Records from a data source:
----------
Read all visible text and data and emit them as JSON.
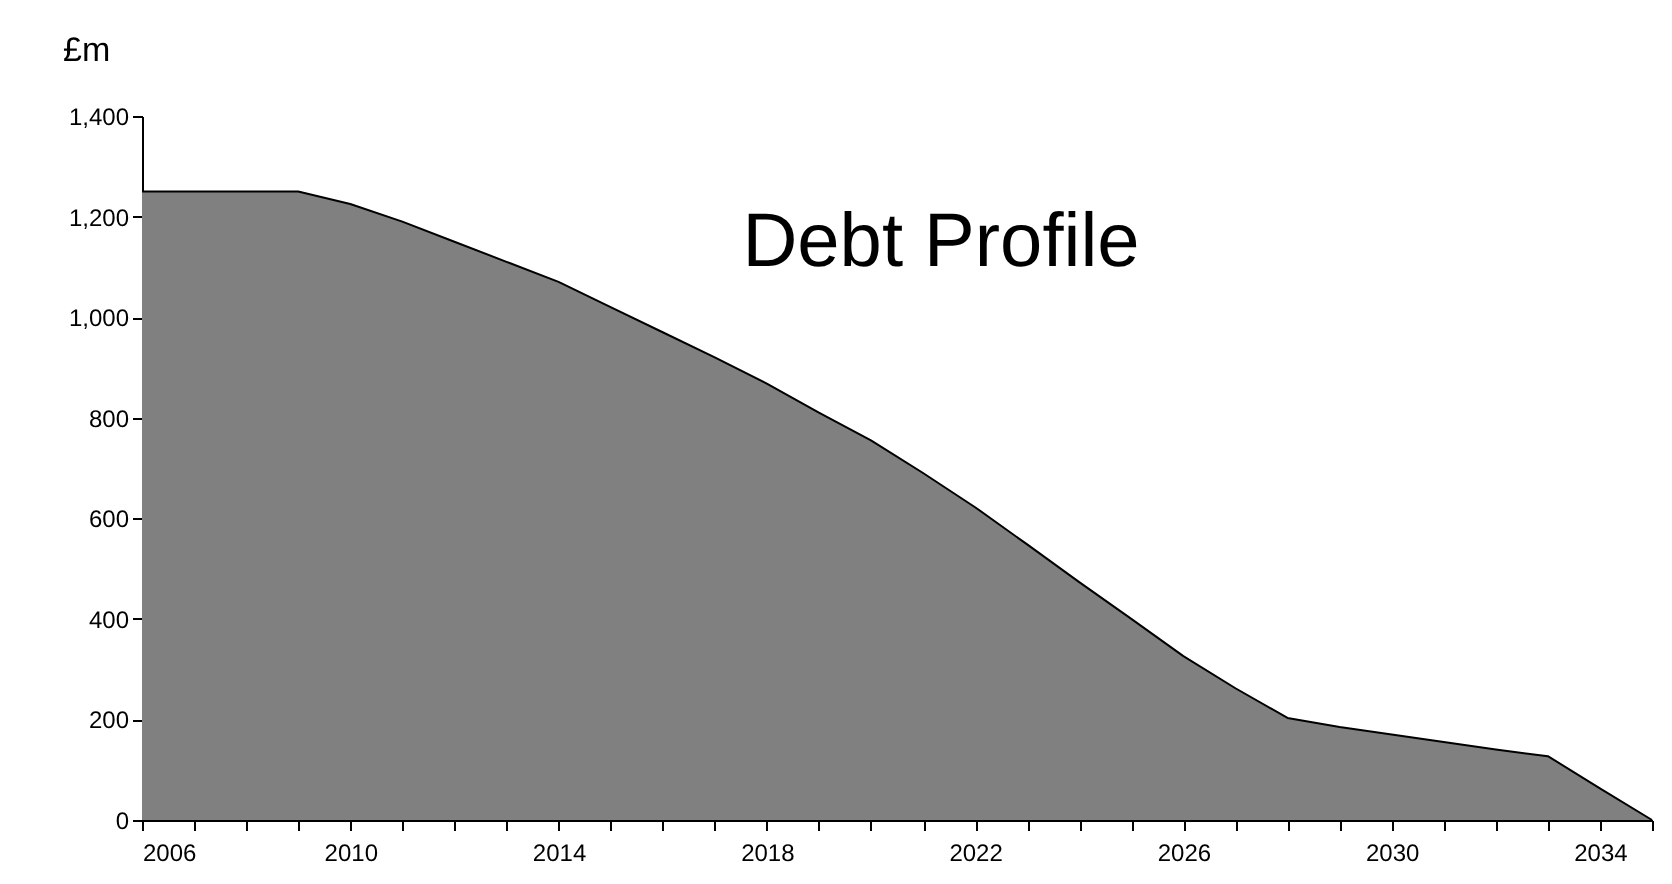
{
  "chart_data": {
    "type": "area",
    "title": "Debt Profile",
    "ylabel": "£m",
    "x": [
      2006,
      2007,
      2008,
      2009,
      2010,
      2011,
      2012,
      2013,
      2014,
      2015,
      2016,
      2017,
      2018,
      2019,
      2020,
      2021,
      2022,
      2023,
      2024,
      2025,
      2026,
      2027,
      2028,
      2029,
      2030,
      2031,
      2032,
      2033,
      2034,
      2035
    ],
    "series": [
      {
        "color": "#808080",
        "values": [
          1250,
          1250,
          1250,
          1250,
          1225,
          1190,
          1150,
          1110,
          1070,
          1020,
          970,
          920,
          868,
          810,
          755,
          690,
          622,
          548,
          473,
          400,
          326,
          262,
          203,
          185,
          170,
          155,
          140,
          127,
          63,
          0
        ]
      }
    ],
    "xlim": [
      2006,
      2035
    ],
    "xticks": [
      2006,
      {
        "value": 2007,
        "label": null
      },
      {
        "value": 2008,
        "label": null
      },
      {
        "value": 2009,
        "label": null
      },
      2010,
      {
        "value": 2011,
        "label": null
      },
      {
        "value": 2012,
        "label": null
      },
      {
        "value": 2013,
        "label": null
      },
      2014,
      {
        "value": 2015,
        "label": null
      },
      {
        "value": 2016,
        "label": null
      },
      {
        "value": 2017,
        "label": null
      },
      2018,
      {
        "value": 2019,
        "label": null
      },
      {
        "value": 2020,
        "label": null
      },
      {
        "value": 2021,
        "label": null
      },
      2022,
      {
        "value": 2023,
        "label": null
      },
      {
        "value": 2024,
        "label": null
      },
      {
        "value": 2025,
        "label": null
      },
      2026,
      {
        "value": 2027,
        "label": null
      },
      {
        "value": 2028,
        "label": null
      },
      {
        "value": 2029,
        "label": null
      },
      2030,
      {
        "value": 2031,
        "label": null
      },
      {
        "value": 2032,
        "label": null
      },
      {
        "value": 2033,
        "label": null
      },
      2034,
      {
        "value": 2035,
        "label": null
      }
    ],
    "ylim": [
      0,
      1400
    ],
    "yticks": [
      {
        "value": 0,
        "label": "0"
      },
      {
        "value": 200,
        "label": "200"
      },
      {
        "value": 400,
        "label": "400"
      },
      {
        "value": 600,
        "label": "600"
      },
      {
        "value": 800,
        "label": "800"
      },
      {
        "value": 1000,
        "label": "1,000"
      },
      {
        "value": 1200,
        "label": "1,200"
      },
      {
        "value": 1400,
        "label": "1,400"
      }
    ],
    "grid": false
  }
}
----------
- WHAT THE EXERCISE ASKS: Retype everything in the material word for word, minus pictures.

- SOLUTION:
Read all visible text and data and emit them as JSON.
{
  "chart_data": {
    "type": "area",
    "title": "Debt Profile",
    "ylabel": "£m",
    "x": [
      2006,
      2007,
      2008,
      2009,
      2010,
      2011,
      2012,
      2013,
      2014,
      2015,
      2016,
      2017,
      2018,
      2019,
      2020,
      2021,
      2022,
      2023,
      2024,
      2025,
      2026,
      2027,
      2028,
      2029,
      2030,
      2031,
      2032,
      2033,
      2034,
      2035
    ],
    "series": [
      {
        "color": "#808080",
        "values": [
          1250,
          1250,
          1250,
          1250,
          1225,
          1190,
          1150,
          1110,
          1070,
          1020,
          970,
          920,
          868,
          810,
          755,
          690,
          622,
          548,
          473,
          400,
          326,
          262,
          203,
          185,
          170,
          155,
          140,
          127,
          63,
          0
        ]
      }
    ],
    "xlim": [
      2006,
      2035
    ],
    "xticks": [
      2006,
      {
        "value": 2007,
        "label": null
      },
      {
        "value": 2008,
        "label": null
      },
      {
        "value": 2009,
        "label": null
      },
      2010,
      {
        "value": 2011,
        "label": null
      },
      {
        "value": 2012,
        "label": null
      },
      {
        "value": 2013,
        "label": null
      },
      2014,
      {
        "value": 2015,
        "label": null
      },
      {
        "value": 2016,
        "label": null
      },
      {
        "value": 2017,
        "label": null
      },
      2018,
      {
        "value": 2019,
        "label": null
      },
      {
        "value": 2020,
        "label": null
      },
      {
        "value": 2021,
        "label": null
      },
      2022,
      {
        "value": 2023,
        "label": null
      },
      {
        "value": 2024,
        "label": null
      },
      {
        "value": 2025,
        "label": null
      },
      2026,
      {
        "value": 2027,
        "label": null
      },
      {
        "value": 2028,
        "label": null
      },
      {
        "value": 2029,
        "label": null
      },
      2030,
      {
        "value": 2031,
        "label": null
      },
      {
        "value": 2032,
        "label": null
      },
      {
        "value": 2033,
        "label": null
      },
      2034,
      {
        "value": 2035,
        "label": null
      }
    ],
    "ylim": [
      0,
      1400
    ],
    "yticks": [
      {
        "value": 0,
        "label": "0"
      },
      {
        "value": 200,
        "label": "200"
      },
      {
        "value": 400,
        "label": "400"
      },
      {
        "value": 600,
        "label": "600"
      },
      {
        "value": 800,
        "label": "800"
      },
      {
        "value": 1000,
        "label": "1,000"
      },
      {
        "value": 1200,
        "label": "1,200"
      },
      {
        "value": 1400,
        "label": "1,400"
      }
    ],
    "grid": false
  }
}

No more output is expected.